--- Start of ENTRIES ---
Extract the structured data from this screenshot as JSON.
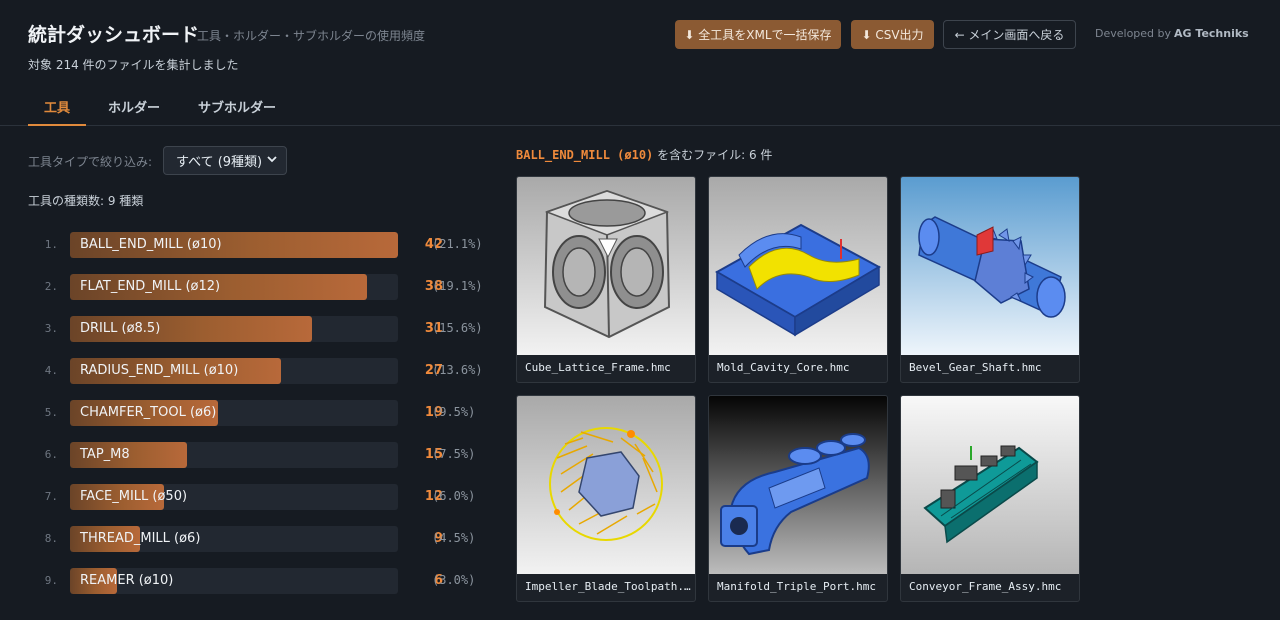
{
  "header": {
    "title": "統計ダッシュボード",
    "subtitle": "工具・ホルダー・サブホルダーの使用頻度",
    "summary": "対象 214 件のファイルを集計しました",
    "buttons": {
      "export_xml": "⬇ 全工具をXMLで一括保存",
      "export_csv": "⬇ CSV出力",
      "back": "← メイン画面へ戻る"
    },
    "credit_prefix": "Developed by",
    "credit_name": "AG Techniks"
  },
  "tabs": [
    {
      "label": "工具",
      "active": true
    },
    {
      "label": "ホルダー",
      "active": false
    },
    {
      "label": "サブホルダー",
      "active": false
    }
  ],
  "filter": {
    "label": "工具タイプで絞り込み:",
    "selected": "すべて (9種類)"
  },
  "tool_count_label": "工具の種類数: 9 種類",
  "tools": [
    {
      "rank": "1.",
      "name": "BALL_END_MILL (ø10)",
      "count": "42",
      "pct": "(21.1%)",
      "share": 1.0
    },
    {
      "rank": "2.",
      "name": "FLAT_END_MILL (ø12)",
      "count": "38",
      "pct": "(19.1%)",
      "share": 0.905
    },
    {
      "rank": "3.",
      "name": "DRILL (ø8.5)",
      "count": "31",
      "pct": "(15.6%)",
      "share": 0.738
    },
    {
      "rank": "4.",
      "name": "RADIUS_END_MILL (ø10)",
      "count": "27",
      "pct": "(13.6%)",
      "share": 0.643
    },
    {
      "rank": "5.",
      "name": "CHAMFER_TOOL (ø6)",
      "count": "19",
      "pct": "(9.5%)",
      "share": 0.452
    },
    {
      "rank": "6.",
      "name": "TAP_M8",
      "count": "15",
      "pct": "(7.5%)",
      "share": 0.357
    },
    {
      "rank": "7.",
      "name": "FACE_MILL (ø50)",
      "count": "12",
      "pct": "(6.0%)",
      "share": 0.286
    },
    {
      "rank": "8.",
      "name": "THREAD_MILL (ø6)",
      "count": "9",
      "pct": "(4.5%)",
      "share": 0.214
    },
    {
      "rank": "9.",
      "name": "REAMER (ø10)",
      "count": "6",
      "pct": "(3.0%)",
      "share": 0.143
    }
  ],
  "files_panel": {
    "selected_tool": "BALL_END_MILL (ø10)",
    "suffix": " を含むファイル: 6 件",
    "files": [
      {
        "name": "Cube_Lattice_Frame.hmc",
        "thumb": "cube-lattice-icon"
      },
      {
        "name": "Mold_Cavity_Core.hmc",
        "thumb": "mold-cavity-icon"
      },
      {
        "name": "Bevel_Gear_Shaft.hmc",
        "thumb": "bevel-gear-icon"
      },
      {
        "name": "Impeller_Blade_Toolpath.hmc",
        "thumb": "impeller-toolpath-icon"
      },
      {
        "name": "Manifold_Triple_Port.hmc",
        "thumb": "manifold-icon"
      },
      {
        "name": "Conveyor_Frame_Assy.hmc",
        "thumb": "conveyor-icon"
      }
    ]
  },
  "colors": {
    "accent": "#ef8a3c",
    "bar": "#9c5e30",
    "button": "#8b5a33",
    "background": "#161b22"
  }
}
--- End of ENTRIES ---
TO BE DONE:
Go through the entries above and pull out each line with "icon" in it.

SOLUTION TO THE EXERCISE:
        "thumb": "cube-lattice-icon"
        "thumb": "mold-cavity-icon"
        "thumb": "bevel-gear-icon"
        "thumb": "impeller-toolpath-icon"
        "thumb": "manifold-icon"
        "thumb": "conveyor-icon"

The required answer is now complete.